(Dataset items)
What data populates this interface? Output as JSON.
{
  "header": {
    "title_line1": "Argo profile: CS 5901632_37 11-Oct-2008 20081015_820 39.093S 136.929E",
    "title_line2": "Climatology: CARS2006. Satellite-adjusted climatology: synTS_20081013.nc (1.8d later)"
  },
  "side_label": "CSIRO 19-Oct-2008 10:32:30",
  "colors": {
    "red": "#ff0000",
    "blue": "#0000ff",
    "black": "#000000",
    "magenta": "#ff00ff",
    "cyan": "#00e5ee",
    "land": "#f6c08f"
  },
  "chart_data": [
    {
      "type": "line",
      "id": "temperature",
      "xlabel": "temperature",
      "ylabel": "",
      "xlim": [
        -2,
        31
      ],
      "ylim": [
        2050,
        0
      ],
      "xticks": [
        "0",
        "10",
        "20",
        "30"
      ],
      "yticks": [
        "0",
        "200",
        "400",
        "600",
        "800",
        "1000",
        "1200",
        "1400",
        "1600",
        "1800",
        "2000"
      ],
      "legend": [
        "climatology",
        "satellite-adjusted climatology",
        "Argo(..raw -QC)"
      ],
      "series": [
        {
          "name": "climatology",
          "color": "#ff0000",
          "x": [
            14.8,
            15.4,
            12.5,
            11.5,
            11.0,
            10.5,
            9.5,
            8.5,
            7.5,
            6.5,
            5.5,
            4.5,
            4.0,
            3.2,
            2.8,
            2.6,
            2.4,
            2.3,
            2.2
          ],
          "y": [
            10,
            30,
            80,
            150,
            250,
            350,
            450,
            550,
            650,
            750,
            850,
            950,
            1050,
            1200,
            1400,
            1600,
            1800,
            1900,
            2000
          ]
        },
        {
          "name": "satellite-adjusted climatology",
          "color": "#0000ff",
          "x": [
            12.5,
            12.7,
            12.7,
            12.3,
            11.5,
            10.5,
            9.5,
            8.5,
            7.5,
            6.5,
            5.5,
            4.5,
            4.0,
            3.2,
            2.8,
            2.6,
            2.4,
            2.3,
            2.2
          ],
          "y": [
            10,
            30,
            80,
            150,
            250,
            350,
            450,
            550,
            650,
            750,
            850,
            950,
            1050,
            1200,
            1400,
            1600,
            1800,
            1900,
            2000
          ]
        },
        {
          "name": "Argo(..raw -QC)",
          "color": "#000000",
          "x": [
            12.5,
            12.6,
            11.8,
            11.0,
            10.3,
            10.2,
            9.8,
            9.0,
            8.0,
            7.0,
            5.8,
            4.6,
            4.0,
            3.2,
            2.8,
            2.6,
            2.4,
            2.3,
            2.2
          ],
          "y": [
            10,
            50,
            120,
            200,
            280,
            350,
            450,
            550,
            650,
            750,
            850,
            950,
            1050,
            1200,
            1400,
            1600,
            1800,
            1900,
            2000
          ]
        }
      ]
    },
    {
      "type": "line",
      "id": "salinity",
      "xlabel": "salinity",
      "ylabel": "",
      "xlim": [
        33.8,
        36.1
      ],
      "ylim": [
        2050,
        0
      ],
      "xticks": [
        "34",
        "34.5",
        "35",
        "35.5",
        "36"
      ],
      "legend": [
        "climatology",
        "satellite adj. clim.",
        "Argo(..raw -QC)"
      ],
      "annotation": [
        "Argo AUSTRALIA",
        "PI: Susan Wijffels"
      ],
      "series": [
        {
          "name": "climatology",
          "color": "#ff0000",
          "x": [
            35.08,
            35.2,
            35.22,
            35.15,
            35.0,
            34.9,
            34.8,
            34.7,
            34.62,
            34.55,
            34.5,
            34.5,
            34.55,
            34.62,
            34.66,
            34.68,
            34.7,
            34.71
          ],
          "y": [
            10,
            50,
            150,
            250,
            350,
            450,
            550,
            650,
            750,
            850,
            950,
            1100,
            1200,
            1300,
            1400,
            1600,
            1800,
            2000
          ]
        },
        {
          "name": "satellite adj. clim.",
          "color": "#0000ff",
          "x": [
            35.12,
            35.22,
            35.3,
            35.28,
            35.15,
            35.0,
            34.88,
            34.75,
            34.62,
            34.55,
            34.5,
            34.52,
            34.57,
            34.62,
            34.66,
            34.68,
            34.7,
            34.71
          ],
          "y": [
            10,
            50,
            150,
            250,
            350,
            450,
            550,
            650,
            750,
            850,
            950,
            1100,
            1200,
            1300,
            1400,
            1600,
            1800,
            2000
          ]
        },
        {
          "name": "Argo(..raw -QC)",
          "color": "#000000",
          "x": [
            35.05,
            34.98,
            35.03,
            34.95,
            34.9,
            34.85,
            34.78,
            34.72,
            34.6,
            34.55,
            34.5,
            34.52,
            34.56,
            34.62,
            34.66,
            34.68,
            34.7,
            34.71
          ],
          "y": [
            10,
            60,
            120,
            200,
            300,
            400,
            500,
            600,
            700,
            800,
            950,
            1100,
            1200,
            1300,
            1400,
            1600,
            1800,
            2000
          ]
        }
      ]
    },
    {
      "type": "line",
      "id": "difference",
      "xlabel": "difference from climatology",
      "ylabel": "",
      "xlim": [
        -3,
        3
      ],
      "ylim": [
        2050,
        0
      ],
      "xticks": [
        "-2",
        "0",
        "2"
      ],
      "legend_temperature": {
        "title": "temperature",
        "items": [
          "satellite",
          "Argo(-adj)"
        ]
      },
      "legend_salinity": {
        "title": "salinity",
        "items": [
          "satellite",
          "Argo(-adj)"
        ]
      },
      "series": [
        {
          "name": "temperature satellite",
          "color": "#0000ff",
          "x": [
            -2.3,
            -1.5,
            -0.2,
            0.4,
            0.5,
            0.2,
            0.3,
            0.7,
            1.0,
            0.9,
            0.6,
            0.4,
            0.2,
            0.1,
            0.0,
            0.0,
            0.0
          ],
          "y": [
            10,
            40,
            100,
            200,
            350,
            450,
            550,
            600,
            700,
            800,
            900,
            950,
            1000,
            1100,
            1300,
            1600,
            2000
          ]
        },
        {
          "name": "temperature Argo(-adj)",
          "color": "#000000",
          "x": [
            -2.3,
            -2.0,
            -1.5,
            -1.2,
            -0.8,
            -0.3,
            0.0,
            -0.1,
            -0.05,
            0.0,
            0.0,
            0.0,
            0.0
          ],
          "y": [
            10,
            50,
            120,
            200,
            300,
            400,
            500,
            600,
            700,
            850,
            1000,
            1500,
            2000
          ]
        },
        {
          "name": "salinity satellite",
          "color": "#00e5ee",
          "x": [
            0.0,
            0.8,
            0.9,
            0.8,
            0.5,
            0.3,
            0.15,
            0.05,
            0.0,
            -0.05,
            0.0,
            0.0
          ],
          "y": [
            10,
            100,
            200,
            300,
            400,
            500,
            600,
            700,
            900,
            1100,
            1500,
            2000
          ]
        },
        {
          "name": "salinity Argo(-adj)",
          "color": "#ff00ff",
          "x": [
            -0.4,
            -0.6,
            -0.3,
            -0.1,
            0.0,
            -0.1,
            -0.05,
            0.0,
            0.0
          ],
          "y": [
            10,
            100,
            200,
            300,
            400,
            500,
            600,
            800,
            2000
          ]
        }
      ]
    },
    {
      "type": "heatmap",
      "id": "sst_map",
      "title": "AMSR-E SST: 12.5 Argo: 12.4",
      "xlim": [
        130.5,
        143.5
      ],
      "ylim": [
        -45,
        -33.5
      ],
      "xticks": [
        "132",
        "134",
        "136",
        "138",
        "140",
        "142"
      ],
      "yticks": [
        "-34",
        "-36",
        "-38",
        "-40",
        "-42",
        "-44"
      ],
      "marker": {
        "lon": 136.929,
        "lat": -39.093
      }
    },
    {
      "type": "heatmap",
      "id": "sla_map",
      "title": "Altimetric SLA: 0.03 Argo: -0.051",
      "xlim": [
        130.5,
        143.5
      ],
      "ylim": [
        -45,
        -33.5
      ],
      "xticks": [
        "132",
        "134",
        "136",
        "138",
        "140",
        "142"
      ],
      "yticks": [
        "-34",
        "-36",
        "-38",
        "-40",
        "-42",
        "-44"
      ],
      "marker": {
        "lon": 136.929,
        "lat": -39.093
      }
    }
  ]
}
==
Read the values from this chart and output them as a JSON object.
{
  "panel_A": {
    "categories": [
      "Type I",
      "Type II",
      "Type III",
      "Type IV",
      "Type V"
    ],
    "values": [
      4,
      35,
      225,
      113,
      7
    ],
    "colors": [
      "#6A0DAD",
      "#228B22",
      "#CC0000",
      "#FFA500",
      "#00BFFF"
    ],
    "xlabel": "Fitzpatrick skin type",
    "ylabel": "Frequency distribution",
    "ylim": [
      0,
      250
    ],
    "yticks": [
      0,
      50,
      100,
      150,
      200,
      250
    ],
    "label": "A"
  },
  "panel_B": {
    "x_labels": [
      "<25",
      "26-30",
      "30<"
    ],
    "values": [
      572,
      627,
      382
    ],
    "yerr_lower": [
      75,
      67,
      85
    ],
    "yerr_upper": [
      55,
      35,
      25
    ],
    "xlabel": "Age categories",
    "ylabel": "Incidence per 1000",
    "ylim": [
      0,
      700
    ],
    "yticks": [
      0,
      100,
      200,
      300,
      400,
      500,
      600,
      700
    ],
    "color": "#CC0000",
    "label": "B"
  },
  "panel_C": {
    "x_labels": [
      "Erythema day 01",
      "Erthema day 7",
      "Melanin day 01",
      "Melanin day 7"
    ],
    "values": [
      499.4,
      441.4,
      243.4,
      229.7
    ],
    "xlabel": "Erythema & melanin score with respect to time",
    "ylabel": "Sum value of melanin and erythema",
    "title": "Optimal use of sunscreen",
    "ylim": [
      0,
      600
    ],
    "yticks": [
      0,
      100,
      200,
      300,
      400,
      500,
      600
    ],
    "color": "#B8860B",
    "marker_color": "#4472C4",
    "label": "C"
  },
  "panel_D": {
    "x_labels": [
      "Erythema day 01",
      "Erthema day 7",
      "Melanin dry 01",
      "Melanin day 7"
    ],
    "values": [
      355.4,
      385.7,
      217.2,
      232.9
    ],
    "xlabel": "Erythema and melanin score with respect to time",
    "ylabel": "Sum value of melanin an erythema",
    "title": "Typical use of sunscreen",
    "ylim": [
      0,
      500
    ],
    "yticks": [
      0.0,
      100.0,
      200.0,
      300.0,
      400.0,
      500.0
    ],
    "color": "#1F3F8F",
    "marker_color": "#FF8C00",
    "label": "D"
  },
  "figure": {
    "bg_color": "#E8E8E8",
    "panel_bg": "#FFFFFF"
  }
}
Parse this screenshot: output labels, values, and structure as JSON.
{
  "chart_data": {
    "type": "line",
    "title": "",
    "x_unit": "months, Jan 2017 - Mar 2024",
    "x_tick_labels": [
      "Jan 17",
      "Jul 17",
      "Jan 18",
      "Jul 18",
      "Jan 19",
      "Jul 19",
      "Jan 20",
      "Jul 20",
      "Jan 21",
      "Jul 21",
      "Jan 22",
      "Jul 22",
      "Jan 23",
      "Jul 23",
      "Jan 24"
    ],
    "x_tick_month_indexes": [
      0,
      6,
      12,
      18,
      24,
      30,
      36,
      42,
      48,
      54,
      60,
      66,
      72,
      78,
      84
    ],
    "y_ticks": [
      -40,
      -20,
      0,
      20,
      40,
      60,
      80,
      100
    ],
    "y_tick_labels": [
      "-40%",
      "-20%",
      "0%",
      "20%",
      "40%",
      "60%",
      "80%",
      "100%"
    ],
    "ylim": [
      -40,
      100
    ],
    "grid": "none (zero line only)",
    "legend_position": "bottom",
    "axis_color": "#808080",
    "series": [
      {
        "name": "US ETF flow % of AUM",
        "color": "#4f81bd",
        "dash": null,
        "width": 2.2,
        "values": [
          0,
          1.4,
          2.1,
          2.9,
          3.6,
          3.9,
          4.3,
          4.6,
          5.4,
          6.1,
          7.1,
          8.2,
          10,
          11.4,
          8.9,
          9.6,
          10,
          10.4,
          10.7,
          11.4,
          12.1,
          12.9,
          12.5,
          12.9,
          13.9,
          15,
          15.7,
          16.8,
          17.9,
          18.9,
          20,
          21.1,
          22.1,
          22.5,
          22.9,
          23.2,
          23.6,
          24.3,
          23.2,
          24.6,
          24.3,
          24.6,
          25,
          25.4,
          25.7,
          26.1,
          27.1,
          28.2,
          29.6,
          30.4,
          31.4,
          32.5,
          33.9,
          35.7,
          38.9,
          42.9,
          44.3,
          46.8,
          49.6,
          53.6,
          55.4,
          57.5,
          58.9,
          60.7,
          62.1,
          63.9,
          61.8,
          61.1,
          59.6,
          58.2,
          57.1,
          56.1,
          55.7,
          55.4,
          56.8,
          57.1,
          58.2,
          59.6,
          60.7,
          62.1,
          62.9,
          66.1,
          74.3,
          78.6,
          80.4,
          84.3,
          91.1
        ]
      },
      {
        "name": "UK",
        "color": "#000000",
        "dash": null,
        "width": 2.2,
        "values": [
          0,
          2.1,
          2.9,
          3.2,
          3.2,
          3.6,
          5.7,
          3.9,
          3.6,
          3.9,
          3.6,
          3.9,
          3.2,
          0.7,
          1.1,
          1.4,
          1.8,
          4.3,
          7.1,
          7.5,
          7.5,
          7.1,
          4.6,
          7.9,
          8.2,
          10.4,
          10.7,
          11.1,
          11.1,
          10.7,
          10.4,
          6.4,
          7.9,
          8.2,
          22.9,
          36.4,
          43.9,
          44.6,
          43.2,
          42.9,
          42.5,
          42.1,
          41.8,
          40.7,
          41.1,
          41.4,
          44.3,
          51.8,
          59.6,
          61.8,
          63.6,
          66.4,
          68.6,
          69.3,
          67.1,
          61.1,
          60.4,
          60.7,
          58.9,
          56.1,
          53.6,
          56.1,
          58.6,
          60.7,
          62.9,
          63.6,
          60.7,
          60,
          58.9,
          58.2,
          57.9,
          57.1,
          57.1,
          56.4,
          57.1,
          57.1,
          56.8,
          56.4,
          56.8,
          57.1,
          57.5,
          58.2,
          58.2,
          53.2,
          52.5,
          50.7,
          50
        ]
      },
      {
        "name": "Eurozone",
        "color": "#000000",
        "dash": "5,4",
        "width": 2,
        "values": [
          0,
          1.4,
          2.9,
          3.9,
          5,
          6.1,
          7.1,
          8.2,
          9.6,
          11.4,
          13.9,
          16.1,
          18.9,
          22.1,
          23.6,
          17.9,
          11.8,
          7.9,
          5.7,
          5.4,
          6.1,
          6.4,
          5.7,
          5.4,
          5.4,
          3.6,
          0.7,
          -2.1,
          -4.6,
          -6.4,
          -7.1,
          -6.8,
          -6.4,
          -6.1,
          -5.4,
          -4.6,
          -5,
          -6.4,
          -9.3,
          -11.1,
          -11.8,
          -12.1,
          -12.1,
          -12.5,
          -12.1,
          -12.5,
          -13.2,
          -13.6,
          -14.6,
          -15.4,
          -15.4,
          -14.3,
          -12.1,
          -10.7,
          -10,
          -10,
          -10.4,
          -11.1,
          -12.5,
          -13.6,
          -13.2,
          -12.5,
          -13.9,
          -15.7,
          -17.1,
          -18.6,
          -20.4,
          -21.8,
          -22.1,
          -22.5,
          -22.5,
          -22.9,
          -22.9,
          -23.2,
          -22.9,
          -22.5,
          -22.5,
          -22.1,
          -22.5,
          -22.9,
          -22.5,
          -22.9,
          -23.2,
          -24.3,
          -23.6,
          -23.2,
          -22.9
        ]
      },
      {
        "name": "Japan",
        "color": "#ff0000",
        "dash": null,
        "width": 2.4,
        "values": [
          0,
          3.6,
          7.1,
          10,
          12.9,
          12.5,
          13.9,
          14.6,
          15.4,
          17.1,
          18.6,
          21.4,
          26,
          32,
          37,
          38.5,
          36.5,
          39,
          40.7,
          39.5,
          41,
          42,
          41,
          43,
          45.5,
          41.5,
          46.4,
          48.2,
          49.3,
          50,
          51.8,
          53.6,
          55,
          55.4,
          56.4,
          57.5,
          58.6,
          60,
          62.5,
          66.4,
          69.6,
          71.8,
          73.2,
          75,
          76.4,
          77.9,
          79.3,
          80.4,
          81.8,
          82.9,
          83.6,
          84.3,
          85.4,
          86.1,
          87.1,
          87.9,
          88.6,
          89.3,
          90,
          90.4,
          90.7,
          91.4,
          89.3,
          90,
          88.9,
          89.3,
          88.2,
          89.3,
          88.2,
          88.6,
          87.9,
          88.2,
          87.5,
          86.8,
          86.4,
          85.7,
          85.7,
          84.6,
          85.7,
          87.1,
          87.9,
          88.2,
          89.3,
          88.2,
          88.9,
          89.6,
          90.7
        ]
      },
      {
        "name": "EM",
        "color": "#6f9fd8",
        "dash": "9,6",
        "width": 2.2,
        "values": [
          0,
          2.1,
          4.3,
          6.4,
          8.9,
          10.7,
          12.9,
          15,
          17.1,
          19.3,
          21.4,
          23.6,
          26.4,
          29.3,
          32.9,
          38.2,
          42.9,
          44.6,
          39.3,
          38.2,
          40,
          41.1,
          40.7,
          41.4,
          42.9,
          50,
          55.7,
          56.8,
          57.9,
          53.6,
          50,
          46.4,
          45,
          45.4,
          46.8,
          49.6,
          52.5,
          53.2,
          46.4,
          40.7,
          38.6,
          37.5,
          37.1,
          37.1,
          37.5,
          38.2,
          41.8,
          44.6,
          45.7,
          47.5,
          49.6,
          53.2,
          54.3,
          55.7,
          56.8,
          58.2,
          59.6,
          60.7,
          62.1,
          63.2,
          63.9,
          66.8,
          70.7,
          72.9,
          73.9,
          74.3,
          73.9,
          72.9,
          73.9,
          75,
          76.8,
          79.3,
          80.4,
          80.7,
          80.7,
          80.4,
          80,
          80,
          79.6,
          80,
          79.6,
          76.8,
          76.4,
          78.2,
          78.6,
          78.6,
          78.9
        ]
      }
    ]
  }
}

**Written exercise**
Copy every line in the listing above where the string "Argo" turns up.

**The answer**
    "title_line1": "Argo profile: CS 5901632_37 11-Oct-2008 20081015_820 39.093S 136.929E",
        "Argo(..raw -QC)"
          "name": "Argo(..raw -QC)",
        "Argo(..raw -QC)"
        "Argo AUSTRALIA",
          "name": "Argo(..raw -QC)",
          "Argo(-adj)"
          "Argo(-adj)"
          "name": "temperature Argo(-adj)",
          "name": "salinity Argo(-adj)",
      "title": "AMSR-E SST: 12.5 Argo: 12.4",
      "title": "Altimetric SLA: 0.03 Argo: -0.051",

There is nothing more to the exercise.